Instructions to follow: Determine how many lines of the material hold the string "extensions" and reply with only that number.

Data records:
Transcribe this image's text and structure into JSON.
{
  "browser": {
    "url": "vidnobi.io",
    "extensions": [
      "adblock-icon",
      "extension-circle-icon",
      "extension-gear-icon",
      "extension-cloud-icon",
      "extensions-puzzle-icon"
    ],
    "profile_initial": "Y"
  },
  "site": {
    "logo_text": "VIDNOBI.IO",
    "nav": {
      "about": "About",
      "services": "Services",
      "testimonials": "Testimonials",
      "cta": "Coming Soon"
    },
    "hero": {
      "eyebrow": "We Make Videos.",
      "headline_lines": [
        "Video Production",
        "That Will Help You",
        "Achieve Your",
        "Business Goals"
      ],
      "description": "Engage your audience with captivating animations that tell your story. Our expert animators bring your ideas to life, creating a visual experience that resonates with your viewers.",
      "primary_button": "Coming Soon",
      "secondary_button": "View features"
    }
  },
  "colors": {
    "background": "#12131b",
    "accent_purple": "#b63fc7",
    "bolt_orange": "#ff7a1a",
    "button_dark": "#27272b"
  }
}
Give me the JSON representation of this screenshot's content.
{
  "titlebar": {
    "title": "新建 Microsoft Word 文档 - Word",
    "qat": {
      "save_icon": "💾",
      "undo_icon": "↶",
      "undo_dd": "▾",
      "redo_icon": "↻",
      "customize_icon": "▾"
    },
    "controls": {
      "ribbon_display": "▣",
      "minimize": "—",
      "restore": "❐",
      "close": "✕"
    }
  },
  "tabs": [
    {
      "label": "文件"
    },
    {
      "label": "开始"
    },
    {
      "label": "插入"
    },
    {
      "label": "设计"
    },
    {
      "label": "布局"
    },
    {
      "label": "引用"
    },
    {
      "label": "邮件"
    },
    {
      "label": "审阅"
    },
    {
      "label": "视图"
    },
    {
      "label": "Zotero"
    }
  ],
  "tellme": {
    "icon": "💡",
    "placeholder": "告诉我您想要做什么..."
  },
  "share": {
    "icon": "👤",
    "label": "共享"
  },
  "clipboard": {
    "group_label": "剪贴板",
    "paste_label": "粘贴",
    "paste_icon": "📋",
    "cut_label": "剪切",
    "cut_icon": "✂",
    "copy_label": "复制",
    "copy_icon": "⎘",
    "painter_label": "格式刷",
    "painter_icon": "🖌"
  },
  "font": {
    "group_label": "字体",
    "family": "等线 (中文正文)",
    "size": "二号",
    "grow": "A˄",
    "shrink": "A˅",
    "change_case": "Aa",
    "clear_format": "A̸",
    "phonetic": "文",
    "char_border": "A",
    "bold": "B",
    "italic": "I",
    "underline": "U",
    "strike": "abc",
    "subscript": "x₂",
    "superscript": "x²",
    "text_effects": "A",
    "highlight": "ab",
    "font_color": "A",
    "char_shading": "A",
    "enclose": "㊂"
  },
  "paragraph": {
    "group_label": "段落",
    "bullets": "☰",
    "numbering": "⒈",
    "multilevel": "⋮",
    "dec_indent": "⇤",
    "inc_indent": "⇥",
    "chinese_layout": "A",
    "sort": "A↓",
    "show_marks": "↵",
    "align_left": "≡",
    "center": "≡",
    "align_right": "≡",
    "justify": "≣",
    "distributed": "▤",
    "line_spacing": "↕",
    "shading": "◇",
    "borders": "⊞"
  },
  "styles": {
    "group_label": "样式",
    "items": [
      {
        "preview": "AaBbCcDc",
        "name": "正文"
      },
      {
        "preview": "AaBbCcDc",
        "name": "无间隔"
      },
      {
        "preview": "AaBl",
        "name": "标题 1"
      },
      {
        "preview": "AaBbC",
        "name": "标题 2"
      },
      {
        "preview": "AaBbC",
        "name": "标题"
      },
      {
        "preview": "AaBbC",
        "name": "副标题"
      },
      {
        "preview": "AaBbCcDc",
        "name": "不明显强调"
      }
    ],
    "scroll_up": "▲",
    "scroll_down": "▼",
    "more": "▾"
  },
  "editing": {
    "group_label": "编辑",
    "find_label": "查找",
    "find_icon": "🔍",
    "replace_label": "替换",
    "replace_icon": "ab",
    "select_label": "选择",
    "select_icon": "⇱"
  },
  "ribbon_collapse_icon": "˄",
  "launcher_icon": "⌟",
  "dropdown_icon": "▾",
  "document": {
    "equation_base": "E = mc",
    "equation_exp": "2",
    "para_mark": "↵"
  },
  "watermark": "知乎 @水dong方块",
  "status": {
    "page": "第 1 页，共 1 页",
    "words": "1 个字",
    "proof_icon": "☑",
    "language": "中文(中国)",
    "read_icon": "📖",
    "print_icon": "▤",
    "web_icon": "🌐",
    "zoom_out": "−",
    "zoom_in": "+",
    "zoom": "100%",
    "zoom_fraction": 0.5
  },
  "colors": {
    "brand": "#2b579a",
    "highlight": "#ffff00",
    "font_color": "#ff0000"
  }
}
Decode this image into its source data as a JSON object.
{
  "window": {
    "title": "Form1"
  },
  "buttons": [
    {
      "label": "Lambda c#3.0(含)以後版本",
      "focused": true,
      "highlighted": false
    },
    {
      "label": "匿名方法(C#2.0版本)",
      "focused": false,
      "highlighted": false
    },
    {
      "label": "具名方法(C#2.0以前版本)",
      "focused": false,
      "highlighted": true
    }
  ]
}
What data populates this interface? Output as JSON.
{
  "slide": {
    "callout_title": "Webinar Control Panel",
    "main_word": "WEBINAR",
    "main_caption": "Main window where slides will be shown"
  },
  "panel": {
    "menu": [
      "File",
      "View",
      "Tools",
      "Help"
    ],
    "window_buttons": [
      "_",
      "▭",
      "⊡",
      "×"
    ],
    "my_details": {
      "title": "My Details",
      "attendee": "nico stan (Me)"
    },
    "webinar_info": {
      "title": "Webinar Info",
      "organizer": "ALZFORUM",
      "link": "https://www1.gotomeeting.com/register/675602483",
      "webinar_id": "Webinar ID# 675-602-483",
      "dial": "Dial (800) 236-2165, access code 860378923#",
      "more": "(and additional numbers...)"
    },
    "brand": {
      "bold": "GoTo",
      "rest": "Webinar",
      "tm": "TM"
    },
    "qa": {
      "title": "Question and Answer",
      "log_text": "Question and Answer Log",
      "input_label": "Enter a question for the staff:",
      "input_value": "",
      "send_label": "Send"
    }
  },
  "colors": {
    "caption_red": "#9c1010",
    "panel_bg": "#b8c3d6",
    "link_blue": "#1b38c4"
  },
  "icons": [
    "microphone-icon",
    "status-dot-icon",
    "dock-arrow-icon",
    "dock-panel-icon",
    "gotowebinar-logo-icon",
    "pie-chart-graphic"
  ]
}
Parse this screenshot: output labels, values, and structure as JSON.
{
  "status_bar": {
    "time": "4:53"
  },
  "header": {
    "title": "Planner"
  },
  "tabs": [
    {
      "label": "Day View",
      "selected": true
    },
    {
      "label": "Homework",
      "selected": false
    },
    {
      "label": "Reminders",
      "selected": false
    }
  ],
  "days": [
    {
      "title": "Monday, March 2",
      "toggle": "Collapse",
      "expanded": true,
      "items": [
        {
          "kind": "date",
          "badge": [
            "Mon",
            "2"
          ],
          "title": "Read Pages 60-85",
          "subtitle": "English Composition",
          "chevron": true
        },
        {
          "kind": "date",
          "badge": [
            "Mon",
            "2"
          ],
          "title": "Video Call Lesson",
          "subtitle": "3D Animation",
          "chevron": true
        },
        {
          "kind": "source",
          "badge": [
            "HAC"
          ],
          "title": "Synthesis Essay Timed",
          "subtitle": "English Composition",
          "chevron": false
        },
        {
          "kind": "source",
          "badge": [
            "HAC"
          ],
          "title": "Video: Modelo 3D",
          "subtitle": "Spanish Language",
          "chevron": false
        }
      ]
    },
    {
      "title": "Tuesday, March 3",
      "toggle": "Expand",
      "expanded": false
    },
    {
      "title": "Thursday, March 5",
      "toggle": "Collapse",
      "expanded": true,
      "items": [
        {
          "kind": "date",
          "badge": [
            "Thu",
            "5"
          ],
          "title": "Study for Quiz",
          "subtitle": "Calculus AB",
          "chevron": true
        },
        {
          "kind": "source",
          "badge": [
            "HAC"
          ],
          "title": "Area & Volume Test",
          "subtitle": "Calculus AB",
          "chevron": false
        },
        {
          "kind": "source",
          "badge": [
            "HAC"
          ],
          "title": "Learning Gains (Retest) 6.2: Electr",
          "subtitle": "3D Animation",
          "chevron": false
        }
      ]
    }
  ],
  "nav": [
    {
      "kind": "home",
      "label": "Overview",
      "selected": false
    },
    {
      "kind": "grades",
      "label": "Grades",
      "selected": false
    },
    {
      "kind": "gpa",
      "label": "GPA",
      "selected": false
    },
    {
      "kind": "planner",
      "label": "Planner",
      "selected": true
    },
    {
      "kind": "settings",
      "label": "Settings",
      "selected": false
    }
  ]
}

Worked solution: 2